** BEGIN Extracted records **

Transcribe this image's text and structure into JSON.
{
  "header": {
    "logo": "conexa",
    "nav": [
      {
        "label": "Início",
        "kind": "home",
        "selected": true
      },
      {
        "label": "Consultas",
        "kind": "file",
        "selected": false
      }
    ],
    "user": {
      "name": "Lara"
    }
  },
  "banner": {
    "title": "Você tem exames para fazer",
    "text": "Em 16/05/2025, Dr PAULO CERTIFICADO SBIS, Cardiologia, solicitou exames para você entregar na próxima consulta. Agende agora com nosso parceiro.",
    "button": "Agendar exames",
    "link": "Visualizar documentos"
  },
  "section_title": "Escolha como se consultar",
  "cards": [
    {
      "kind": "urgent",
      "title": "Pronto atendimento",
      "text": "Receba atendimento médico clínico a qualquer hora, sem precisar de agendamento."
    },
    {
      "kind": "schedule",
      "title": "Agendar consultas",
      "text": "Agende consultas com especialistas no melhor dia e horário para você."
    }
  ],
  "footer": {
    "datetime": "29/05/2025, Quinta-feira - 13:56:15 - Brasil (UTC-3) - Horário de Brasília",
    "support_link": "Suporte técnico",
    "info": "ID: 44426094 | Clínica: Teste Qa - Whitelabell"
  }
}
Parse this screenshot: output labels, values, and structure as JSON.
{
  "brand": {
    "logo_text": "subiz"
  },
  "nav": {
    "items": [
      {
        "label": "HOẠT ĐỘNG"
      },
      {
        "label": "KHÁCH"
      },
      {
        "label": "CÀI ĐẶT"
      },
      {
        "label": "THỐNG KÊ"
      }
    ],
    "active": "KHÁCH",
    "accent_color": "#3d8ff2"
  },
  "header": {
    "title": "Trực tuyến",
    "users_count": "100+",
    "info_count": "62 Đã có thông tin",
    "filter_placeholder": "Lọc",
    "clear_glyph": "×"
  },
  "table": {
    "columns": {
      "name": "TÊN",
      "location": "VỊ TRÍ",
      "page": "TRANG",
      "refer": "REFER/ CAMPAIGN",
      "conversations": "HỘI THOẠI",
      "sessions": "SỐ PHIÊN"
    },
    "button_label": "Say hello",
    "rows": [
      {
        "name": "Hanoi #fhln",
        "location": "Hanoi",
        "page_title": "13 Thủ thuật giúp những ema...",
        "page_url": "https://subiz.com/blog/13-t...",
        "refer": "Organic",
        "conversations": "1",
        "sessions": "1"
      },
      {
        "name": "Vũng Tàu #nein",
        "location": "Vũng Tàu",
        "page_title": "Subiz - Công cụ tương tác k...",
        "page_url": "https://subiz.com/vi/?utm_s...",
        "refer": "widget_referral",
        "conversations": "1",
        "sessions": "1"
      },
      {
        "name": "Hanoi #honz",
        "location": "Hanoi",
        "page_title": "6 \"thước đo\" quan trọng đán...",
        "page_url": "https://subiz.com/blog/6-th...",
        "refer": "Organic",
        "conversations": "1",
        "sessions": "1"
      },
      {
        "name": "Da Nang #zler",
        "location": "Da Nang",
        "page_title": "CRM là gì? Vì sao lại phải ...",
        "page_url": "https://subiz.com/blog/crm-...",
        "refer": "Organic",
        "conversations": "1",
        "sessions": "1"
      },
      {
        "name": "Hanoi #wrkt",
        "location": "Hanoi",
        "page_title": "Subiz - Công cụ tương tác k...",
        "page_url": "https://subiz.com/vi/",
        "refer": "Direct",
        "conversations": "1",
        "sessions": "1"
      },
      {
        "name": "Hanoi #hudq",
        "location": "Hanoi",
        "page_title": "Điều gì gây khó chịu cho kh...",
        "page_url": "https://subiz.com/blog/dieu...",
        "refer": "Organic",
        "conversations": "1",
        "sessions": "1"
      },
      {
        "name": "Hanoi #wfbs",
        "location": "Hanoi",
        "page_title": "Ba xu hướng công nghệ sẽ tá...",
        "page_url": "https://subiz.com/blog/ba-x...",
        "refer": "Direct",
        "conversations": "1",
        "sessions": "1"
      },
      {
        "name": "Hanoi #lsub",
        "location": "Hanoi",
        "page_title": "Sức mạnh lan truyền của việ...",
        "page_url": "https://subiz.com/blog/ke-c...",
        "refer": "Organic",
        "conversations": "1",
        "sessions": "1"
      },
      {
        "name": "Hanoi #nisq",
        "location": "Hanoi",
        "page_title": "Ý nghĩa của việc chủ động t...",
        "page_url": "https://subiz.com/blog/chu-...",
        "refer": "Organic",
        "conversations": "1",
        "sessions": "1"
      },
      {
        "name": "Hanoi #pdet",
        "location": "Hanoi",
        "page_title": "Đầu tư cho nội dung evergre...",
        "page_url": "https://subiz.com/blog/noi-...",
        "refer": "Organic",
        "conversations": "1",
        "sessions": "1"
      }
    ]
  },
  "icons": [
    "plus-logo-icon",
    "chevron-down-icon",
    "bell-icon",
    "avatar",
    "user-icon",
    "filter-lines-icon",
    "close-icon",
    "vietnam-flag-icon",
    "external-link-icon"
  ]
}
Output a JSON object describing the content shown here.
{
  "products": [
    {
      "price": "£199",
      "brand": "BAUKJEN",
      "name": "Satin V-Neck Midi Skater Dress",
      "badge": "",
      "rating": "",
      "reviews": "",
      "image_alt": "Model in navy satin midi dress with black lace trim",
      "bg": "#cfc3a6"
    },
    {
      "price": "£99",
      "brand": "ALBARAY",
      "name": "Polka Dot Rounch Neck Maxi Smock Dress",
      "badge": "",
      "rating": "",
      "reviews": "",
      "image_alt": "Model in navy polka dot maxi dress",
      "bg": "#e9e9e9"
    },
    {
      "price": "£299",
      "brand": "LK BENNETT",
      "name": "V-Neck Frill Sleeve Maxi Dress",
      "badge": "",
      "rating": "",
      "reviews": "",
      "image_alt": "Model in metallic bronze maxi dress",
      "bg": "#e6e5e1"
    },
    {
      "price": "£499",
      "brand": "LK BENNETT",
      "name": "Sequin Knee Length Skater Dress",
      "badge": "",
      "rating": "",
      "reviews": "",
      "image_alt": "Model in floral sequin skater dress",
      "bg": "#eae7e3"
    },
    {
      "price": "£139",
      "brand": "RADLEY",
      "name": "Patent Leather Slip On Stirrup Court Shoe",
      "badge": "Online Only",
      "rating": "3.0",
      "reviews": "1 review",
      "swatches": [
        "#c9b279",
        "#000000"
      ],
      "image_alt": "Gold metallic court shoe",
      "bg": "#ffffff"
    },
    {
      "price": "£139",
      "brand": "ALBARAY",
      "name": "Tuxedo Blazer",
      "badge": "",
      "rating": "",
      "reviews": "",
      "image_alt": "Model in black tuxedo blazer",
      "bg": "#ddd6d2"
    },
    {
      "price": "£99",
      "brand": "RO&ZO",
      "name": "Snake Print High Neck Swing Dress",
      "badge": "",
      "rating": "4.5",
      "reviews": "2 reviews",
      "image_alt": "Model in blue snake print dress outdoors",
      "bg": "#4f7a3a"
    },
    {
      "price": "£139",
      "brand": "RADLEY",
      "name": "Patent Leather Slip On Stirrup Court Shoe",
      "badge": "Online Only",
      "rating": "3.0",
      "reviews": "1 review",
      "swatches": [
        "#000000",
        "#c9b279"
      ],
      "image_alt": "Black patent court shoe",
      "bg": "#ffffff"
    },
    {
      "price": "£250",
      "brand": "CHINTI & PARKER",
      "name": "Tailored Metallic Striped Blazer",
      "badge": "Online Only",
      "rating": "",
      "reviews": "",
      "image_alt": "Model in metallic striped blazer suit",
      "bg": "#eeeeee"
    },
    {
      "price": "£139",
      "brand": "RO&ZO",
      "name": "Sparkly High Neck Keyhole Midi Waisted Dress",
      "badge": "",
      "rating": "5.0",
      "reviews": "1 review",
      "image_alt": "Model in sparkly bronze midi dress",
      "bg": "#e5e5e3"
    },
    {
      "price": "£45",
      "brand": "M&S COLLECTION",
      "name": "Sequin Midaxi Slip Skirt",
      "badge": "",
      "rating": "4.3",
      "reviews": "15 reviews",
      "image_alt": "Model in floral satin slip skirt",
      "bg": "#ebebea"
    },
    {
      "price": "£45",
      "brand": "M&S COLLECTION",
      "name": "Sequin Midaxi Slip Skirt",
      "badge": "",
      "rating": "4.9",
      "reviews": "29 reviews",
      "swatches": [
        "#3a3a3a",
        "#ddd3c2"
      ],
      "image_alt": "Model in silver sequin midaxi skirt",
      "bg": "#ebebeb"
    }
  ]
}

** END Extracted records **

**The problem:** List the lines of the material in which the word "Model" occurs.

**Exercise response:**
      "image_alt": "Model in navy satin midi dress with black lace trim",
      "image_alt": "Model in navy polka dot maxi dress",
      "image_alt": "Model in metallic bronze maxi dress",
      "image_alt": "Model in floral sequin skater dress",
      "image_alt": "Model in black tuxedo blazer",
      "image_alt": "Model in blue snake print dress outdoors",
      "image_alt": "Model in metallic striped blazer suit",
      "image_alt": "Model in sparkly bronze midi dress",
      "image_alt": "Model in floral satin slip skirt",
      "image_alt": "Model in silver sequin midaxi skirt",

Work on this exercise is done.